* **TASK INSTRUCTIONS**
Set down the material below in full, matching it exactly.

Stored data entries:
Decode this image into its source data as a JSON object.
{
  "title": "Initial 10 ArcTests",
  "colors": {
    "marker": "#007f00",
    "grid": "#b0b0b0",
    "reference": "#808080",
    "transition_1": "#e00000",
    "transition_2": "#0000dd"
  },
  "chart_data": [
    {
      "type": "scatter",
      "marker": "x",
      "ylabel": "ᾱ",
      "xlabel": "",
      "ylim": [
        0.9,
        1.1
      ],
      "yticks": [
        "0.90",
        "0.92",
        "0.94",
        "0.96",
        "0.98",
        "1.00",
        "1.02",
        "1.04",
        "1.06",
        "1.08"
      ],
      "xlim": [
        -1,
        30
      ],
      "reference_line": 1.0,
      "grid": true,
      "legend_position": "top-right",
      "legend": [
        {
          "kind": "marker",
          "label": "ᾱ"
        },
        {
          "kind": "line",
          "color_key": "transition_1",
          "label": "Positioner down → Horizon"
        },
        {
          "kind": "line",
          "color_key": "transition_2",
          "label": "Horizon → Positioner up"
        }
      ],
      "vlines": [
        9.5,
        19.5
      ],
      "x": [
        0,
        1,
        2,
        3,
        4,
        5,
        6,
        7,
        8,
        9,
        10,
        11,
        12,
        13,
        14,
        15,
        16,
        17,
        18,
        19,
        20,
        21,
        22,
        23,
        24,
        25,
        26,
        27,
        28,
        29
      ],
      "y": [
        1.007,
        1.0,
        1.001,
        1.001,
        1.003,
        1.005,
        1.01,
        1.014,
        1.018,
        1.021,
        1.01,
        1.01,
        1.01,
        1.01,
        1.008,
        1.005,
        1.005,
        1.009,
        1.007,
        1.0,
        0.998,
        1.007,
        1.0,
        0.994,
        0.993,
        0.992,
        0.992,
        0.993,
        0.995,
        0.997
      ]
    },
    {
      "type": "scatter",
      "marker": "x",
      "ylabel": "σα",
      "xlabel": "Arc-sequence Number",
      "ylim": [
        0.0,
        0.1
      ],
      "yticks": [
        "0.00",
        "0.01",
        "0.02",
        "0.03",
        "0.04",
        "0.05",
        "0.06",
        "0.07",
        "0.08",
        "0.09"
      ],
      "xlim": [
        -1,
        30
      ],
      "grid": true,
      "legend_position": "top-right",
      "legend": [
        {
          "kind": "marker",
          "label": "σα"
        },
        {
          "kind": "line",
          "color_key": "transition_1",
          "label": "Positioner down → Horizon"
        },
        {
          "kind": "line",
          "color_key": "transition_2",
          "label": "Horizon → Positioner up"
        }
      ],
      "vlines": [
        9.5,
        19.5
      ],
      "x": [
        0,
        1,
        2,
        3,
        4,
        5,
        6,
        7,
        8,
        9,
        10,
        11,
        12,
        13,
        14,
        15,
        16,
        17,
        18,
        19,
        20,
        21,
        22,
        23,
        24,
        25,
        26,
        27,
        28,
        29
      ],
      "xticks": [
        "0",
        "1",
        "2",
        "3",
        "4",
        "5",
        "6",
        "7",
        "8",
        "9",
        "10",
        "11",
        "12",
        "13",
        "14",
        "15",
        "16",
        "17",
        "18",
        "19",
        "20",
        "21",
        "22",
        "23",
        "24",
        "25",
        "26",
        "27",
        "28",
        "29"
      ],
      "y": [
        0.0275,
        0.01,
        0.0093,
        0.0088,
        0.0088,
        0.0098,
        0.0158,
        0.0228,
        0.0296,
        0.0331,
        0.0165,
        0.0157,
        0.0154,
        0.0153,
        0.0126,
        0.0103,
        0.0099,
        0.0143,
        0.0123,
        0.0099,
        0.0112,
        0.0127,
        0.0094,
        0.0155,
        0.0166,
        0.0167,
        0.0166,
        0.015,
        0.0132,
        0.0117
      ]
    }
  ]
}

* **RESULT OF THIS EXERCISE**
Decode this image into its source data as a JSON object.
{
  "title": "Initial 10 ArcTests",
  "colors": {
    "marker": "#007f00",
    "grid": "#b0b0b0",
    "reference": "#808080",
    "transition_1": "#e00000",
    "transition_2": "#0000dd"
  },
  "chart_data": [
    {
      "type": "scatter",
      "marker": "x",
      "ylabel": "ᾱ",
      "xlabel": "",
      "ylim": [
        0.9,
        1.1
      ],
      "yticks": [
        "0.90",
        "0.92",
        "0.94",
        "0.96",
        "0.98",
        "1.00",
        "1.02",
        "1.04",
        "1.06",
        "1.08"
      ],
      "xlim": [
        -1,
        30
      ],
      "reference_line": 1.0,
      "grid": true,
      "legend_position": "top-right",
      "legend": [
        {
          "kind": "marker",
          "label": "ᾱ"
        },
        {
          "kind": "line",
          "color_key": "transition_1",
          "label": "Positioner down → Horizon"
        },
        {
          "kind": "line",
          "color_key": "transition_2",
          "label": "Horizon → Positioner up"
        }
      ],
      "vlines": [
        9.5,
        19.5
      ],
      "x": [
        0,
        1,
        2,
        3,
        4,
        5,
        6,
        7,
        8,
        9,
        10,
        11,
        12,
        13,
        14,
        15,
        16,
        17,
        18,
        19,
        20,
        21,
        22,
        23,
        24,
        25,
        26,
        27,
        28,
        29
      ],
      "y": [
        1.007,
        1.0,
        1.001,
        1.001,
        1.003,
        1.005,
        1.01,
        1.014,
        1.018,
        1.021,
        1.01,
        1.01,
        1.01,
        1.01,
        1.008,
        1.005,
        1.005,
        1.009,
        1.007,
        1.0,
        0.998,
        1.007,
        1.0,
        0.994,
        0.993,
        0.992,
        0.992,
        0.993,
        0.995,
        0.997
      ]
    },
    {
      "type": "scatter",
      "marker": "x",
      "ylabel": "σα",
      "xlabel": "Arc-sequence Number",
      "ylim": [
        0.0,
        0.1
      ],
      "yticks": [
        "0.00",
        "0.01",
        "0.02",
        "0.03",
        "0.04",
        "0.05",
        "0.06",
        "0.07",
        "0.08",
        "0.09"
      ],
      "xlim": [
        -1,
        30
      ],
      "grid": true,
      "legend_position": "top-right",
      "legend": [
        {
          "kind": "marker",
          "label": "σα"
        },
        {
          "kind": "line",
          "color_key": "transition_1",
          "label": "Positioner down → Horizon"
        },
        {
          "kind": "line",
          "color_key": "transition_2",
          "label": "Horizon → Positioner up"
        }
      ],
      "vlines": [
        9.5,
        19.5
      ],
      "x": [
        0,
        1,
        2,
        3,
        4,
        5,
        6,
        7,
        8,
        9,
        10,
        11,
        12,
        13,
        14,
        15,
        16,
        17,
        18,
        19,
        20,
        21,
        22,
        23,
        24,
        25,
        26,
        27,
        28,
        29
      ],
      "xticks": [
        "0",
        "1",
        "2",
        "3",
        "4",
        "5",
        "6",
        "7",
        "8",
        "9",
        "10",
        "11",
        "12",
        "13",
        "14",
        "15",
        "16",
        "17",
        "18",
        "19",
        "20",
        "21",
        "22",
        "23",
        "24",
        "25",
        "26",
        "27",
        "28",
        "29"
      ],
      "y": [
        0.0275,
        0.01,
        0.0093,
        0.0088,
        0.0088,
        0.0098,
        0.0158,
        0.0228,
        0.0296,
        0.0331,
        0.0165,
        0.0157,
        0.0154,
        0.0153,
        0.0126,
        0.0103,
        0.0099,
        0.0143,
        0.0123,
        0.0099,
        0.0112,
        0.0127,
        0.0094,
        0.0155,
        0.0166,
        0.0167,
        0.0166,
        0.015,
        0.0132,
        0.0117
      ]
    }
  ]
}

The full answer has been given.